* _Task_
Pick out each line in these entries that contains the string "JSON".

* _Records from a data collection_

========================================

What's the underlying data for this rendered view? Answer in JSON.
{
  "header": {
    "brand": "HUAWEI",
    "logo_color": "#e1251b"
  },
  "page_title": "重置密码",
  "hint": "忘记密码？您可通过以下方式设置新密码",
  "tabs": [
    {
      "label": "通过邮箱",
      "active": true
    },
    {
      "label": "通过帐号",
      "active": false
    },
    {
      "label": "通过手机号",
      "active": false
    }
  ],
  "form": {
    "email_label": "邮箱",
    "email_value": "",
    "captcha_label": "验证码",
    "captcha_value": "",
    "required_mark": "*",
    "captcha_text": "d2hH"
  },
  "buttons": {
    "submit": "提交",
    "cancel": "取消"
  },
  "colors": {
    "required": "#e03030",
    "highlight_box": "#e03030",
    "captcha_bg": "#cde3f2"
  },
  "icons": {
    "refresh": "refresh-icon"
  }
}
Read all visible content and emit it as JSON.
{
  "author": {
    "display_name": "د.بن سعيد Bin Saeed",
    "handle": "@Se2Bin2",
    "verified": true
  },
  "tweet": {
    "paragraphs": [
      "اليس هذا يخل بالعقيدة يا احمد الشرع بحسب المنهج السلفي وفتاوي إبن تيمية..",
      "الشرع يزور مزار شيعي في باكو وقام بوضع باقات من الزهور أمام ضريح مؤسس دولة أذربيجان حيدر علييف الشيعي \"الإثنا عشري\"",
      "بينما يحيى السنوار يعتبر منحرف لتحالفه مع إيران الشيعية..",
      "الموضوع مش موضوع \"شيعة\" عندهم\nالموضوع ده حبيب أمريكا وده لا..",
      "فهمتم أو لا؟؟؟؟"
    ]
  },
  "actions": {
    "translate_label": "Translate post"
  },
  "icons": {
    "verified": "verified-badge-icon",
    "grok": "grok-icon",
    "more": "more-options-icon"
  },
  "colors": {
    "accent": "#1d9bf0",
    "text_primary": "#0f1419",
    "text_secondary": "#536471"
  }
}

========================================

* _Response below_
What's the underlying data for this rendered view? Answer in JSON.
Read all visible content and emit it as JSON.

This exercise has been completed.